━━━━━ Entries provided

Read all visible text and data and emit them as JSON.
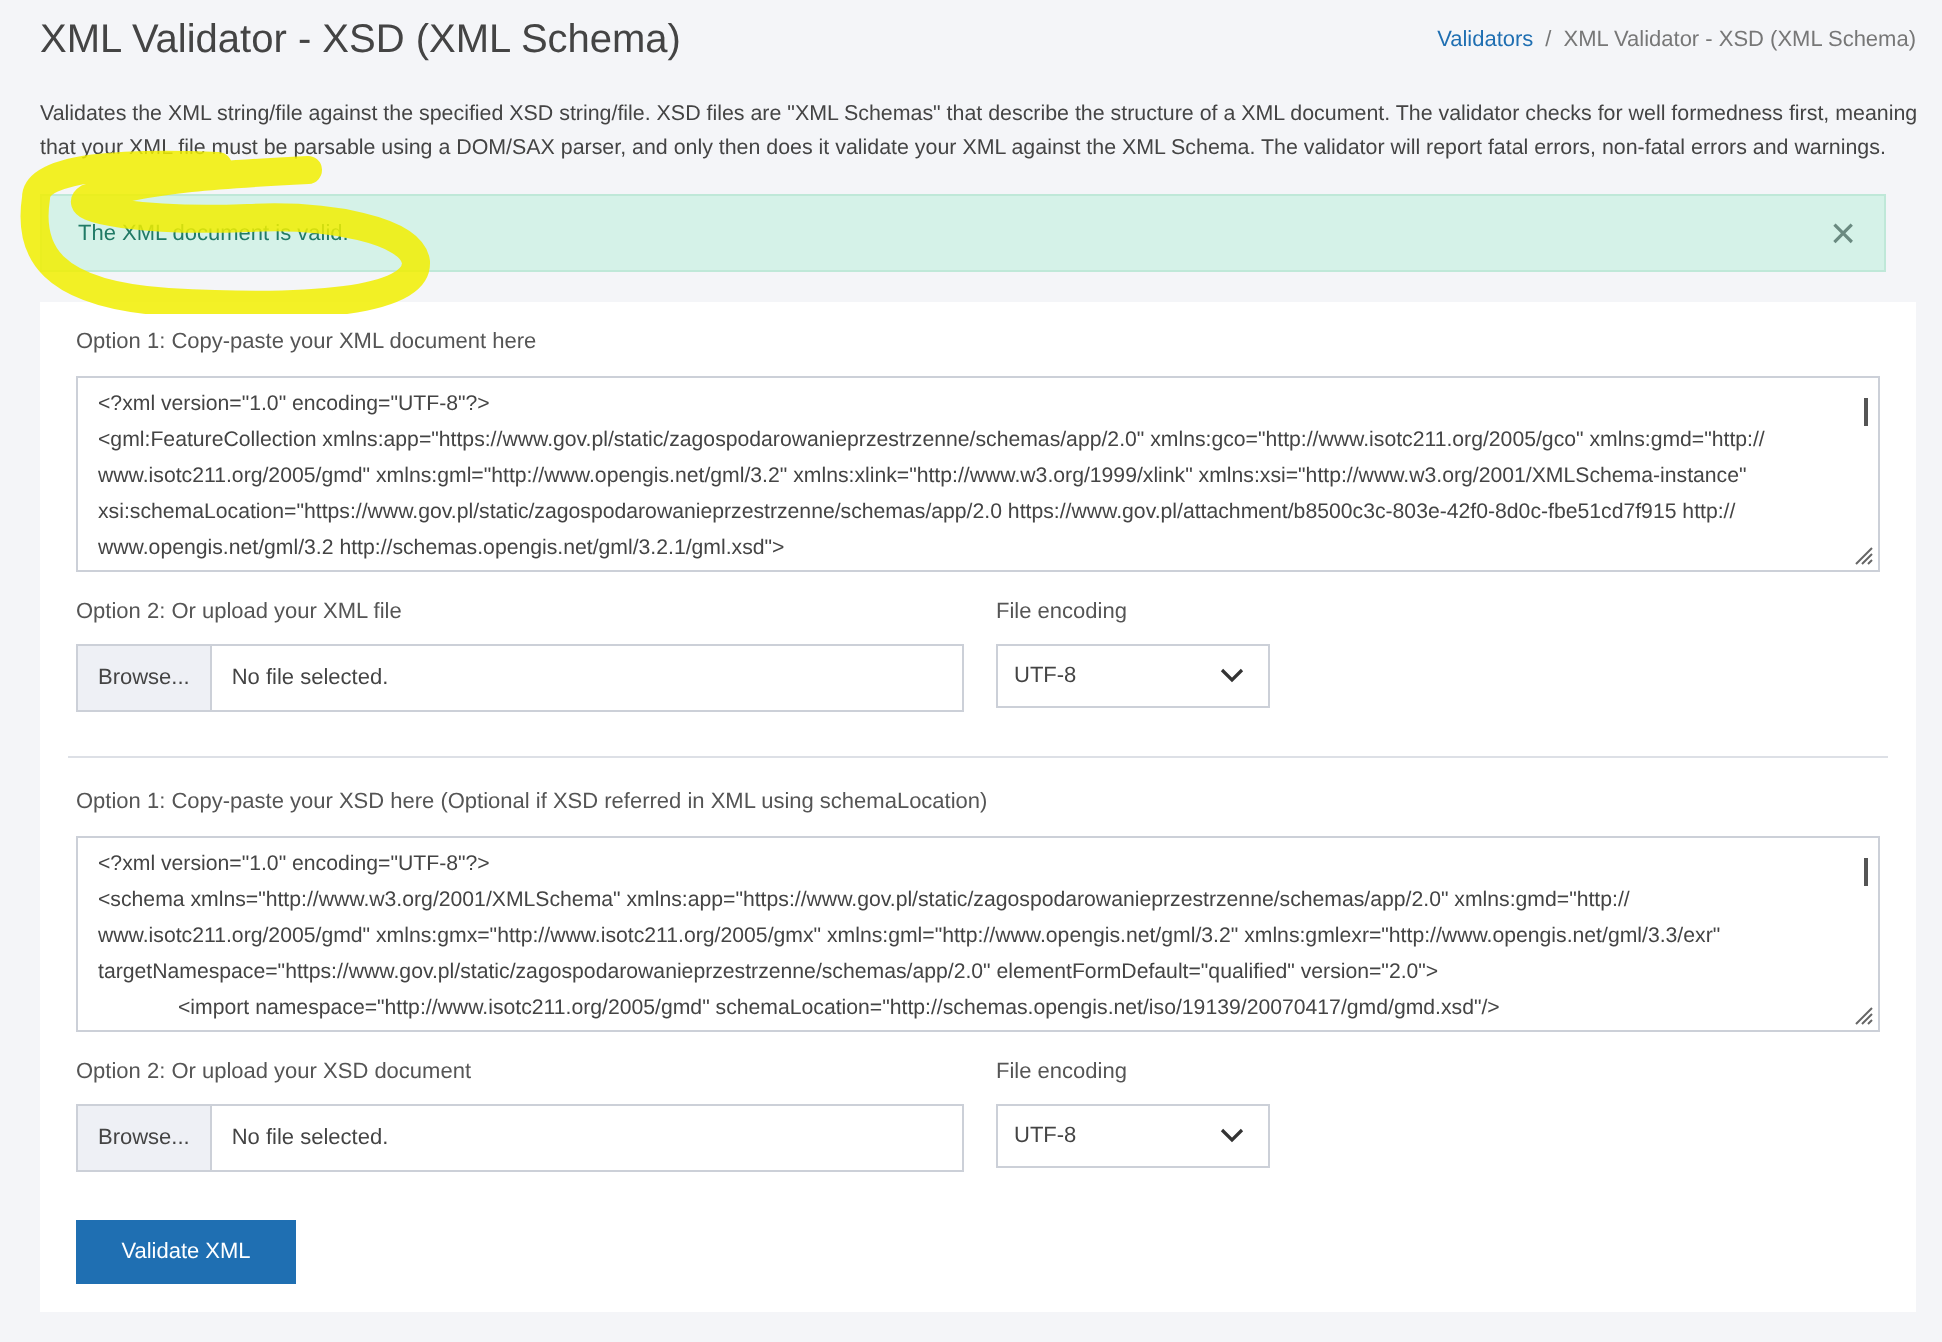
{
  "header": {
    "title": "XML Validator - XSD (XML Schema)",
    "separator": "/",
    "breadcrumb": [
      {
        "label": "Validators",
        "link": true
      },
      {
        "label": "XML Validator - XSD (XML Schema)",
        "link": false
      }
    ]
  },
  "description": "Validates the XML string/file against the specified XSD string/file. XSD files are \"XML Schemas\" that describe the structure of a XML document. The validator checks for well formedness first, meaning that your XML file must be parsable using a DOM/SAX parser, and only then does it validate your XML against the XML Schema. The validator will report fatal errors, non-fatal errors and warnings.",
  "alert": {
    "message": "The XML document is valid.",
    "close": "×",
    "highlighted": true
  },
  "sections": [
    {
      "paste_label": "Option 1: Copy-paste your XML document here",
      "lines": [
        {
          "text": "<?xml version=\"1.0\" encoding=\"UTF-8\"?>",
          "indent": false
        },
        {
          "text": "<gml:FeatureCollection xmlns:app=\"https://www.gov.pl/static/zagospodarowanieprzestrzenne/schemas/app/2.0\" xmlns:gco=\"http://www.isotc211.org/2005/gco\" xmlns:gmd=\"http://",
          "indent": false
        },
        {
          "text": "www.isotc211.org/2005/gmd\" xmlns:gml=\"http://www.opengis.net/gml/3.2\" xmlns:xlink=\"http://www.w3.org/1999/xlink\" xmlns:xsi=\"http://www.w3.org/2001/XMLSchema-instance\"",
          "indent": false
        },
        {
          "text": "xsi:schemaLocation=\"https://www.gov.pl/static/zagospodarowanieprzestrzenne/schemas/app/2.0 https://www.gov.pl/attachment/b8500c3c-803e-42f0-8d0c-fbe51cd7f915 http://",
          "indent": false
        },
        {
          "text": "www.opengis.net/gml/3.2 http://schemas.opengis.net/gml/3.2.1/gml.xsd\">",
          "indent": false
        }
      ],
      "upload_label": "Option 2: Or upload your XML file",
      "browse": "Browse...",
      "file": "No file selected.",
      "encoding_label": "File encoding",
      "encoding": "UTF-8"
    },
    {
      "paste_label": "Option 1: Copy-paste your XSD here (Optional if XSD referred in XML using schemaLocation)",
      "lines": [
        {
          "text": "<?xml version=\"1.0\" encoding=\"UTF-8\"?>",
          "indent": false
        },
        {
          "text": "<schema xmlns=\"http://www.w3.org/2001/XMLSchema\" xmlns:app=\"https://www.gov.pl/static/zagospodarowanieprzestrzenne/schemas/app/2.0\" xmlns:gmd=\"http://",
          "indent": false
        },
        {
          "text": "www.isotc211.org/2005/gmd\" xmlns:gmx=\"http://www.isotc211.org/2005/gmx\" xmlns:gml=\"http://www.opengis.net/gml/3.2\" xmlns:gmlexr=\"http://www.opengis.net/gml/3.3/exr\"",
          "indent": false
        },
        {
          "text": "targetNamespace=\"https://www.gov.pl/static/zagospodarowanieprzestrzenne/schemas/app/2.0\" elementFormDefault=\"qualified\" version=\"2.0\">",
          "indent": false
        },
        {
          "text": "<import namespace=\"http://www.isotc211.org/2005/gmd\" schemaLocation=\"http://schemas.opengis.net/iso/19139/20070417/gmd/gmd.xsd\"/>",
          "indent": true
        }
      ],
      "upload_label": "Option 2: Or upload your XSD document",
      "browse": "Browse...",
      "file": "No file selected.",
      "encoding_label": "File encoding",
      "encoding": "UTF-8"
    }
  ],
  "submit": "Validate XML"
}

━━━━━━━━━━

**What is expected:**
Pictures stay out of the copy; please restate every record above exactly.

**Result for this exercise:**
Read all visible text and data and emit them as JSON.
{
  "header": {
    "title": "XML Validator - XSD (XML Schema)",
    "separator": "/",
    "breadcrumb": [
      {
        "label": "Validators",
        "link": true
      },
      {
        "label": "XML Validator - XSD (XML Schema)",
        "link": false
      }
    ]
  },
  "description": "Validates the XML string/file against the specified XSD string/file. XSD files are \"XML Schemas\" that describe the structure of a XML document. The validator checks for well formedness first, meaning that your XML file must be parsable using a DOM/SAX parser, and only then does it validate your XML against the XML Schema. The validator will report fatal errors, non-fatal errors and warnings.",
  "alert": {
    "message": "The XML document is valid.",
    "close": "×",
    "highlighted": true
  },
  "sections": [
    {
      "paste_label": "Option 1: Copy-paste your XML document here",
      "lines": [
        {
          "text": "<?xml version=\"1.0\" encoding=\"UTF-8\"?>",
          "indent": false
        },
        {
          "text": "<gml:FeatureCollection xmlns:app=\"https://www.gov.pl/static/zagospodarowanieprzestrzenne/schemas/app/2.0\" xmlns:gco=\"http://www.isotc211.org/2005/gco\" xmlns:gmd=\"http://",
          "indent": false
        },
        {
          "text": "www.isotc211.org/2005/gmd\" xmlns:gml=\"http://www.opengis.net/gml/3.2\" xmlns:xlink=\"http://www.w3.org/1999/xlink\" xmlns:xsi=\"http://www.w3.org/2001/XMLSchema-instance\"",
          "indent": false
        },
        {
          "text": "xsi:schemaLocation=\"https://www.gov.pl/static/zagospodarowanieprzestrzenne/schemas/app/2.0 https://www.gov.pl/attachment/b8500c3c-803e-42f0-8d0c-fbe51cd7f915 http://",
          "indent": false
        },
        {
          "text": "www.opengis.net/gml/3.2 http://schemas.opengis.net/gml/3.2.1/gml.xsd\">",
          "indent": false
        }
      ],
      "upload_label": "Option 2: Or upload your XML file",
      "browse": "Browse...",
      "file": "No file selected.",
      "encoding_label": "File encoding",
      "encoding": "UTF-8"
    },
    {
      "paste_label": "Option 1: Copy-paste your XSD here (Optional if XSD referred in XML using schemaLocation)",
      "lines": [
        {
          "text": "<?xml version=\"1.0\" encoding=\"UTF-8\"?>",
          "indent": false
        },
        {
          "text": "<schema xmlns=\"http://www.w3.org/2001/XMLSchema\" xmlns:app=\"https://www.gov.pl/static/zagospodarowanieprzestrzenne/schemas/app/2.0\" xmlns:gmd=\"http://",
          "indent": false
        },
        {
          "text": "www.isotc211.org/2005/gmd\" xmlns:gmx=\"http://www.isotc211.org/2005/gmx\" xmlns:gml=\"http://www.opengis.net/gml/3.2\" xmlns:gmlexr=\"http://www.opengis.net/gml/3.3/exr\"",
          "indent": false
        },
        {
          "text": "targetNamespace=\"https://www.gov.pl/static/zagospodarowanieprzestrzenne/schemas/app/2.0\" elementFormDefault=\"qualified\" version=\"2.0\">",
          "indent": false
        },
        {
          "text": "<import namespace=\"http://www.isotc211.org/2005/gmd\" schemaLocation=\"http://schemas.opengis.net/iso/19139/20070417/gmd/gmd.xsd\"/>",
          "indent": true
        }
      ],
      "upload_label": "Option 2: Or upload your XSD document",
      "browse": "Browse...",
      "file": "No file selected.",
      "encoding_label": "File encoding",
      "encoding": "UTF-8"
    }
  ],
  "submit": "Validate XML"
}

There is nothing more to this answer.